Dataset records
..............................
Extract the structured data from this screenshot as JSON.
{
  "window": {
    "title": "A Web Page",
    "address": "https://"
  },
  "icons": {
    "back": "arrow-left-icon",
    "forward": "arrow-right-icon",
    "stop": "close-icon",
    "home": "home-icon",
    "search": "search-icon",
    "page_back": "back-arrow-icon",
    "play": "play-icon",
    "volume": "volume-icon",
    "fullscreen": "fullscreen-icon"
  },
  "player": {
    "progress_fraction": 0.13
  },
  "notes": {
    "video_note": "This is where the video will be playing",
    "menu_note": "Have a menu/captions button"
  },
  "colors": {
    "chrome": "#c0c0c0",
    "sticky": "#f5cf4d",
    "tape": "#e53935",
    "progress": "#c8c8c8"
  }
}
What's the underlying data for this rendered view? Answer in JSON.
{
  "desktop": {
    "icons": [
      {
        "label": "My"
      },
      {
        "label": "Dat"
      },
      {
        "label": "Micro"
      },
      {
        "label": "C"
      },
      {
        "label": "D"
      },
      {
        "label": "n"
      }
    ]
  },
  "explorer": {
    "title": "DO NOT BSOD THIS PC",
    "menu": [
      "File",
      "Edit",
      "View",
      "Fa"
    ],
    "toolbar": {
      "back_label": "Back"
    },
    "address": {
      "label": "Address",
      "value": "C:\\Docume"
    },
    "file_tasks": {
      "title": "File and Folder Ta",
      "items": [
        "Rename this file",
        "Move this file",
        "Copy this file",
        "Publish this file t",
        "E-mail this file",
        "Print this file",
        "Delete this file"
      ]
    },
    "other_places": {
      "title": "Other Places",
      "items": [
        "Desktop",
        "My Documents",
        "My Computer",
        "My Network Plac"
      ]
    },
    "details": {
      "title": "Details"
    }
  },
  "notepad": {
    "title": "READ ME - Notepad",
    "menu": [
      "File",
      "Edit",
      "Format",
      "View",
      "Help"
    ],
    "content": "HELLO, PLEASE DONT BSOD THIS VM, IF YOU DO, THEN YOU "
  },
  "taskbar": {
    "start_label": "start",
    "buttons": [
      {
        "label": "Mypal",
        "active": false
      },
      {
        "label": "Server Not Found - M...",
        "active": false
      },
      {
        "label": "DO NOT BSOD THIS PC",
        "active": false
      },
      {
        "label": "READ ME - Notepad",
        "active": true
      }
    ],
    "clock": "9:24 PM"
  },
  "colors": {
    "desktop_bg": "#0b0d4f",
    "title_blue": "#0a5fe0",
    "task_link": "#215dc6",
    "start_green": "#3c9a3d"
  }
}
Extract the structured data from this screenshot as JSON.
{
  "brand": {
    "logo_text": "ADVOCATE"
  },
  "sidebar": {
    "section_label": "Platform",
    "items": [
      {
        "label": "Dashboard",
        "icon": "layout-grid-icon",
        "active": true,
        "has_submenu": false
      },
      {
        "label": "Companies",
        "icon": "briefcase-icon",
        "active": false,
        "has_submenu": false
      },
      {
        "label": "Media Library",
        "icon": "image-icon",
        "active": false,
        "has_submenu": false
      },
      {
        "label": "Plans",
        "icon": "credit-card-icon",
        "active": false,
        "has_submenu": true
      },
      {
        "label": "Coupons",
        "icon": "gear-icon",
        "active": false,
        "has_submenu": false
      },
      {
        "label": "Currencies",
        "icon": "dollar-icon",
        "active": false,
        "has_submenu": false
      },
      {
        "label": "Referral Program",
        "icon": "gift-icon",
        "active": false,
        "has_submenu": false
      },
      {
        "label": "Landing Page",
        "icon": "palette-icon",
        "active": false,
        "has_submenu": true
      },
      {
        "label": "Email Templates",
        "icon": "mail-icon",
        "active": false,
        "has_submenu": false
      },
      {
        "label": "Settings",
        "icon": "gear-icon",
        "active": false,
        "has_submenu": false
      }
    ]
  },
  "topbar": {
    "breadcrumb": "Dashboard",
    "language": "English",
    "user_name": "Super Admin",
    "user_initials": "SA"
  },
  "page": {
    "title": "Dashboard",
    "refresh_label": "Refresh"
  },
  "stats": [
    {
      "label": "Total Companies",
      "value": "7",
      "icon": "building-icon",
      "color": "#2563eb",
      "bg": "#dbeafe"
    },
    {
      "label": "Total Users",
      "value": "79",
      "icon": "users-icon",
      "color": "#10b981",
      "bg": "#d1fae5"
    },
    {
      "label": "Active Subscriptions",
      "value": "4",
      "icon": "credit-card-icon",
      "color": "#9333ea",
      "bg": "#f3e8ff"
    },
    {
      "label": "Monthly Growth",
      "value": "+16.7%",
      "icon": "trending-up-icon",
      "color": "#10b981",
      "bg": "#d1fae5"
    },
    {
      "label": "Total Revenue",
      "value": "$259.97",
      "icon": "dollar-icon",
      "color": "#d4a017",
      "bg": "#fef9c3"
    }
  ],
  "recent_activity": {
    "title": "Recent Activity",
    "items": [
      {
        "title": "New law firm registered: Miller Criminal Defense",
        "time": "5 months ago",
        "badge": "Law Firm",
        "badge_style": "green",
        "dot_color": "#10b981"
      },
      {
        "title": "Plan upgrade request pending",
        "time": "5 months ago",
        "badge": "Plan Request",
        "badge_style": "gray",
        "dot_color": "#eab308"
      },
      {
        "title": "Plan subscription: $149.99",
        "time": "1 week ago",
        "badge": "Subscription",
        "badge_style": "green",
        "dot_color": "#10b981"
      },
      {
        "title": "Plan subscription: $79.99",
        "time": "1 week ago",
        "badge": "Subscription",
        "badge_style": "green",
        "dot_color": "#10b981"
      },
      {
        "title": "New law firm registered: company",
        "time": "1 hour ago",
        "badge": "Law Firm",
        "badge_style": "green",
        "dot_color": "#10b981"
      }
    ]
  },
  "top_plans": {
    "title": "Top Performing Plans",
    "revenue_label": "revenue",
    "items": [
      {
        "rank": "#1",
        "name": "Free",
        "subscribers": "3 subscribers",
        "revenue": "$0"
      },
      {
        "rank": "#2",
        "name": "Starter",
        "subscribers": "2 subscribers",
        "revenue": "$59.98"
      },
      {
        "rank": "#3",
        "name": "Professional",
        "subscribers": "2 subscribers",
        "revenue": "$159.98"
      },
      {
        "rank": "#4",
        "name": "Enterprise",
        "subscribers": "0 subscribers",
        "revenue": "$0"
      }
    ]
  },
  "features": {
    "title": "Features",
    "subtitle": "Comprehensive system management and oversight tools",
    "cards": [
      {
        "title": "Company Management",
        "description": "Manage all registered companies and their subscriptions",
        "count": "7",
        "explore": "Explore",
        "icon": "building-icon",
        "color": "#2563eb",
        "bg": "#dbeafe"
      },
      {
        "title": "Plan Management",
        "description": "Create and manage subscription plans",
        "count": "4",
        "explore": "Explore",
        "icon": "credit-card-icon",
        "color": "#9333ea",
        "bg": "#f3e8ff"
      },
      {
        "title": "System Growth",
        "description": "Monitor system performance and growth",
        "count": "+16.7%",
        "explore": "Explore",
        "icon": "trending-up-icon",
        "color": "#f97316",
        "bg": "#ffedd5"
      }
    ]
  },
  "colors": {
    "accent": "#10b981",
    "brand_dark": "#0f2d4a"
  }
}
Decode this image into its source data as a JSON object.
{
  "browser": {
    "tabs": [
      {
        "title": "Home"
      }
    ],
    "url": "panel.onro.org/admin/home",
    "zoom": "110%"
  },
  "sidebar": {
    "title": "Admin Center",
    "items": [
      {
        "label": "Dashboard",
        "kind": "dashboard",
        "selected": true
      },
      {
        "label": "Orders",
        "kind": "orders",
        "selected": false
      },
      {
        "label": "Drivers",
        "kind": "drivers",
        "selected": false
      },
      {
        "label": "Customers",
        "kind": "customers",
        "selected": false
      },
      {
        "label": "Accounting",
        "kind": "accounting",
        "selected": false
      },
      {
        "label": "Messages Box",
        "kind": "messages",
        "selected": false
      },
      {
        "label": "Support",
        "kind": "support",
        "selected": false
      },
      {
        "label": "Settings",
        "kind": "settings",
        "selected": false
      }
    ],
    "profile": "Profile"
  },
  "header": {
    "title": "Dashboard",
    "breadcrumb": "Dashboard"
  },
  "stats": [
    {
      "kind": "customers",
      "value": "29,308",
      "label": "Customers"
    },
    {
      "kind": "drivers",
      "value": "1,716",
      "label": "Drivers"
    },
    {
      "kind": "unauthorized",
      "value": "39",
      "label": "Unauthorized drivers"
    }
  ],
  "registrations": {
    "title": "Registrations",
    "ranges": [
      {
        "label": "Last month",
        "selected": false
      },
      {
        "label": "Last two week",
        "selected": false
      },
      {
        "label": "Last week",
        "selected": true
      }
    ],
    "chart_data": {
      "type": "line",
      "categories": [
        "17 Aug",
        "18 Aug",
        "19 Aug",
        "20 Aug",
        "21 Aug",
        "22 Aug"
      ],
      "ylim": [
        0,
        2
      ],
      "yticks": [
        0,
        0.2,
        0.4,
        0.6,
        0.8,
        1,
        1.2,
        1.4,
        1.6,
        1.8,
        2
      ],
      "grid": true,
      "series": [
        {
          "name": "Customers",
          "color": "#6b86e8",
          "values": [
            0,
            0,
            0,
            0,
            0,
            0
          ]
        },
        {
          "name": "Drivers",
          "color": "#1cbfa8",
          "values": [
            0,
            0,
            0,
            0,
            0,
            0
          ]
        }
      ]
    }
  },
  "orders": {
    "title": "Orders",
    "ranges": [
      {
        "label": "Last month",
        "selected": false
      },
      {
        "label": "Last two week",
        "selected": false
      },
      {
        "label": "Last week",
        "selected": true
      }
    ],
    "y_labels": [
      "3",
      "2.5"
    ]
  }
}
..............................
[Goal]
Filter out all lines lacking the word "BSOD" and copy the rest.

[Written answer]
    "title": "DO NOT BSOD THIS PC",
    "content": "HELLO, PLEASE DONT BSOD THIS VM, IF YOU DO, THEN YOU "
        "label": "DO NOT BSOD THIS PC",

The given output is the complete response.